> _Data excerpts_:
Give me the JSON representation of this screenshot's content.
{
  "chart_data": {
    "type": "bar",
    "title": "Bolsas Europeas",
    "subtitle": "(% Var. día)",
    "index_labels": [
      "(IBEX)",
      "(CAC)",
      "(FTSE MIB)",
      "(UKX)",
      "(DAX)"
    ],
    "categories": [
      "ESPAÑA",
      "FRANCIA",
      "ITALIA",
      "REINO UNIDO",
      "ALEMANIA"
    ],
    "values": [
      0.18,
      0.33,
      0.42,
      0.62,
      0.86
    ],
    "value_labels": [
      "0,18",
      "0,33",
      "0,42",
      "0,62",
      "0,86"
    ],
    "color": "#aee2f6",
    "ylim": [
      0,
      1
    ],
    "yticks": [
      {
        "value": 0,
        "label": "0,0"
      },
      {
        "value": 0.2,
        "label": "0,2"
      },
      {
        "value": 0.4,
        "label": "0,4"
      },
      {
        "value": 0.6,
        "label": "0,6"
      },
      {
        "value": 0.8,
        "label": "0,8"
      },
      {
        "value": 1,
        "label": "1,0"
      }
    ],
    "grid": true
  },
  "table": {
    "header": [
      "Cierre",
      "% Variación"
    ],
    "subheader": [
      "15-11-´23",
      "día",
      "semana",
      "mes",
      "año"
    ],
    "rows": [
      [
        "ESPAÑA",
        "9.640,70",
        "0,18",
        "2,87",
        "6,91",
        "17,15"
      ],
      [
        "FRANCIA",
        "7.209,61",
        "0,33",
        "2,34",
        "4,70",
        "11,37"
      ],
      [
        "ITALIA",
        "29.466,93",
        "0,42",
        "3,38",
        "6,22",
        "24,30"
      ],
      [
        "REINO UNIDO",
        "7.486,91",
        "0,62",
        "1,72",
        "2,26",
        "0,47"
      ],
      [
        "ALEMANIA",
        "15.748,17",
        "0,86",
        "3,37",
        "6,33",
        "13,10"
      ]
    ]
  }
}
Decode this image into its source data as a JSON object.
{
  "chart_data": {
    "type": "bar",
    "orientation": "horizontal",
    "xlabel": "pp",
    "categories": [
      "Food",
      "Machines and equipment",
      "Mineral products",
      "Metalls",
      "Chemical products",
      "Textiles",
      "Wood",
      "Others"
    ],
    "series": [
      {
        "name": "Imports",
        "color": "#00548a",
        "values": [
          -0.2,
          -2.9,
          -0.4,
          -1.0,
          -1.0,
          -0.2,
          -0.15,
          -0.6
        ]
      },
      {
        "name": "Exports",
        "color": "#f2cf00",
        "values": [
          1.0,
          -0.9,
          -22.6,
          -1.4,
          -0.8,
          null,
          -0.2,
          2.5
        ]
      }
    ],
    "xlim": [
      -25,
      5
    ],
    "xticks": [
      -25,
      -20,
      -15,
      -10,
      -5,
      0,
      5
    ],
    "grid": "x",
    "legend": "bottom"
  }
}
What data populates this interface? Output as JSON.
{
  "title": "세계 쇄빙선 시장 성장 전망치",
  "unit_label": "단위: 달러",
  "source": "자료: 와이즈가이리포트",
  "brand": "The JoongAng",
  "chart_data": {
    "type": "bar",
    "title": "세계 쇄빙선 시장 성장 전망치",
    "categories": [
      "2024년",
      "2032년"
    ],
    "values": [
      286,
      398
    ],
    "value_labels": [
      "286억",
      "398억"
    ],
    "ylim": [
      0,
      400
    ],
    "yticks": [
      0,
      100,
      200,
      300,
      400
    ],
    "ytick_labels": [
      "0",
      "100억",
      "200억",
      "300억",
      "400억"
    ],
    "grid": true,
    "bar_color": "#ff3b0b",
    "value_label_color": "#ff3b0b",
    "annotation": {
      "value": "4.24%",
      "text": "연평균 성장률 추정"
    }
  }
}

> _Instructions to follow_:
Output the lines above verbatim and in full.

> _The result_:
Give me the JSON representation of this screenshot's content.
{
  "chart_data": {
    "type": "bar",
    "title": "Bolsas Europeas",
    "subtitle": "(% Var. día)",
    "index_labels": [
      "(IBEX)",
      "(CAC)",
      "(FTSE MIB)",
      "(UKX)",
      "(DAX)"
    ],
    "categories": [
      "ESPAÑA",
      "FRANCIA",
      "ITALIA",
      "REINO UNIDO",
      "ALEMANIA"
    ],
    "values": [
      0.18,
      0.33,
      0.42,
      0.62,
      0.86
    ],
    "value_labels": [
      "0,18",
      "0,33",
      "0,42",
      "0,62",
      "0,86"
    ],
    "color": "#aee2f6",
    "ylim": [
      0,
      1
    ],
    "yticks": [
      {
        "value": 0,
        "label": "0,0"
      },
      {
        "value": 0.2,
        "label": "0,2"
      },
      {
        "value": 0.4,
        "label": "0,4"
      },
      {
        "value": 0.6,
        "label": "0,6"
      },
      {
        "value": 0.8,
        "label": "0,8"
      },
      {
        "value": 1,
        "label": "1,0"
      }
    ],
    "grid": true
  },
  "table": {
    "header": [
      "Cierre",
      "% Variación"
    ],
    "subheader": [
      "15-11-´23",
      "día",
      "semana",
      "mes",
      "año"
    ],
    "rows": [
      [
        "ESPAÑA",
        "9.640,70",
        "0,18",
        "2,87",
        "6,91",
        "17,15"
      ],
      [
        "FRANCIA",
        "7.209,61",
        "0,33",
        "2,34",
        "4,70",
        "11,37"
      ],
      [
        "ITALIA",
        "29.466,93",
        "0,42",
        "3,38",
        "6,22",
        "24,30"
      ],
      [
        "REINO UNIDO",
        "7.486,91",
        "0,62",
        "1,72",
        "2,26",
        "0,47"
      ],
      [
        "ALEMANIA",
        "15.748,17",
        "0,86",
        "3,37",
        "6,33",
        "13,10"
      ]
    ]
  }
}
Decode this image into its source data as a JSON object.
{
  "chart_data": {
    "type": "bar",
    "orientation": "horizontal",
    "xlabel": "pp",
    "categories": [
      "Food",
      "Machines and equipment",
      "Mineral products",
      "Metalls",
      "Chemical products",
      "Textiles",
      "Wood",
      "Others"
    ],
    "series": [
      {
        "name": "Imports",
        "color": "#00548a",
        "values": [
          -0.2,
          -2.9,
          -0.4,
          -1.0,
          -1.0,
          -0.2,
          -0.15,
          -0.6
        ]
      },
      {
        "name": "Exports",
        "color": "#f2cf00",
        "values": [
          1.0,
          -0.9,
          -22.6,
          -1.4,
          -0.8,
          null,
          -0.2,
          2.5
        ]
      }
    ],
    "xlim": [
      -25,
      5
    ],
    "xticks": [
      -25,
      -20,
      -15,
      -10,
      -5,
      0,
      5
    ],
    "grid": "x",
    "legend": "bottom"
  }
}
What data populates this interface? Output as JSON.
{
  "title": "세계 쇄빙선 시장 성장 전망치",
  "unit_label": "단위: 달러",
  "source": "자료: 와이즈가이리포트",
  "brand": "The JoongAng",
  "chart_data": {
    "type": "bar",
    "title": "세계 쇄빙선 시장 성장 전망치",
    "categories": [
      "2024년",
      "2032년"
    ],
    "values": [
      286,
      398
    ],
    "value_labels": [
      "286억",
      "398억"
    ],
    "ylim": [
      0,
      400
    ],
    "yticks": [
      0,
      100,
      200,
      300,
      400
    ],
    "ytick_labels": [
      "0",
      "100억",
      "200억",
      "300억",
      "400억"
    ],
    "grid": true,
    "bar_color": "#ff3b0b",
    "value_label_color": "#ff3b0b",
    "annotation": {
      "value": "4.24%",
      "text": "연평균 성장률 추정"
    }
  }
}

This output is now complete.